Only a number is required: how many lines of the material contain the word "aponévrotiques"?

(Stored records)
● ● ● ● ● ● ●

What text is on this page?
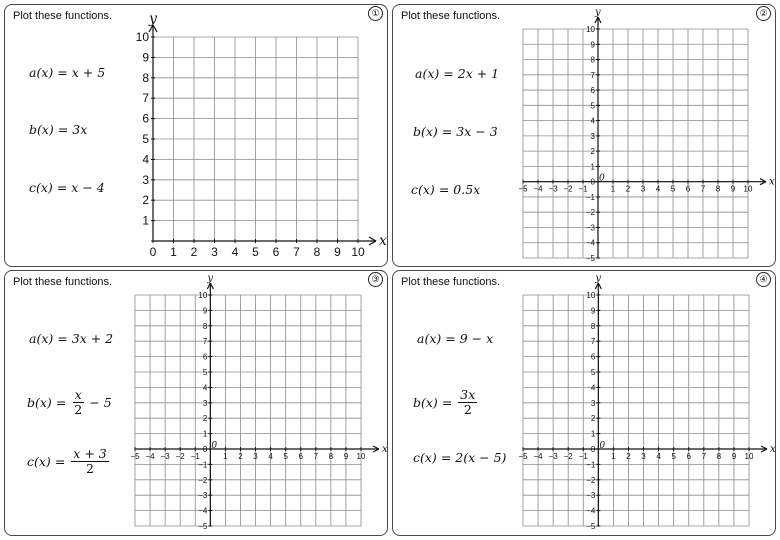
Plot these functions.	①
a(x) = x + 5
b(x) = 3x
c(x) = x − 4
x
y
0 1 2 3 4 5 6 7 8 9 10
1
2
3
4
5
6
7
8
9
10
Plot these functions.	②
a(x) = 2x + 1
b(x) = 3x − 3
c(x) = 0.5x	x
y
−5 −4 −3 −2 −1	1 2 3 4 5 6 7 8 9 10
−5
−4
−3
−2
−1
0
1
2
3
4
5
6
7
8
9
10
0
Plot these functions.	③
a(x) = 3x + 2
$b(x) = \frac{x}{2} - 5$
$c(x) = \frac{x + 3}{2}$	x
y
−5 −4 −3 −2 −1	1 2 3 4 5 6 7 8 9 10
−5
−4
−3
−2
−1
0
1
2
3
4
5
6
7
8
9
10
0
Plot these functions.	④
a(x) = 9 − x
$b(x) = \frac{3x}{2}$
c(x) = 2(x − 5)
x
y
−5 −4 −3 −2 −1	1 2 3 4 5 6 7 8 9 10
−5
−4
−3
−2
−1
0
1
2
3
4
5
6
7
8
9
10
0
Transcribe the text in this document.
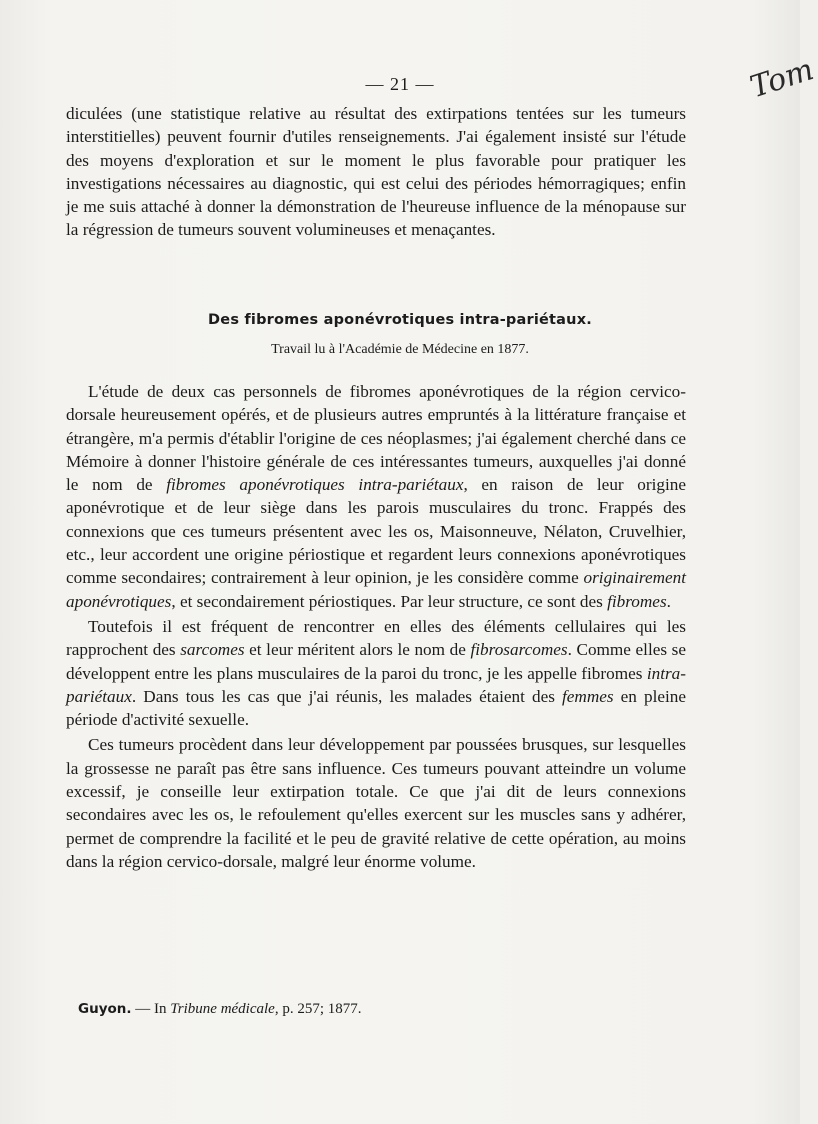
— 21 —	Tom

diculées (une statistique relative au résultat des extirpations tentées sur les tumeurs interstitielles) peuvent fournir d'utiles renseignements. J'ai également insisté sur l'étude des moyens d'exploration et sur le moment le plus favorable pour pratiquer les investigations nécessaires au diagnostic, qui est celui des périodes hémorragiques; enfin je me suis attaché à donner la démonstration de l'heureuse influence de la ménopause sur la régression de tumeurs souvent volumineuses et menaçantes.

Des fibromes aponévrotiques intra-pariétaux.
Travail lu à l'Académie de Médecine en 1877.

L'étude de deux cas personnels de fibromes aponévrotiques de la région cervico-dorsale heureusement opérés, et de plusieurs autres empruntés à la littérature française et étrangère, m'a permis d'établir l'origine de ces néoplasmes; j'ai également cherché dans ce Mémoire à donner l'histoire générale de ces intéressantes tumeurs, auxquelles j'ai donné le nom de fibromes aponévrotiques intra-pariétaux, en raison de leur origine aponévrotique et de leur siège dans les parois musculaires du tronc. Frappés des connexions que ces tumeurs présentent avec les os, Maisonneuve, Nélaton, Cruvelhier, etc., leur accordent une origine périostique et regardent leurs connexions aponévrotiques comme secondaires; contrairement à leur opinion, je les considère comme originairement aponévrotiques, et secondairement périostiques. Par leur structure, ce sont des fibromes.

Toutefois il est fréquent de rencontrer en elles des éléments cellulaires qui les rapprochent des sarcomes et leur méritent alors le nom de fibrosarcomes. Comme elles se développent entre les plans musculaires de la paroi du tronc, je les appelle fibromes intra-pariétaux. Dans tous les cas que j'ai réunis, les malades étaient des femmes en pleine période d'activité sexuelle.

Ces tumeurs procèdent dans leur développement par poussées brusques, sur lesquelles la grossesse ne paraît pas être sans influence. Ces tumeurs pouvant atteindre un volume excessif, je conseille leur extirpation totale. Ce que j'ai dit de leurs connexions secondaires avec les os, le refoulement qu'elles exercent sur les muscles sans y adhérer, permet de comprendre la facilité et le peu de gravité relative de cette opération, au moins dans la région cervico-dorsale, malgré leur énorme volume.

Guyon. — In Tribune médicale, p. 257; 1877.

● ● ● ● ● ● ●

■ **Result**
2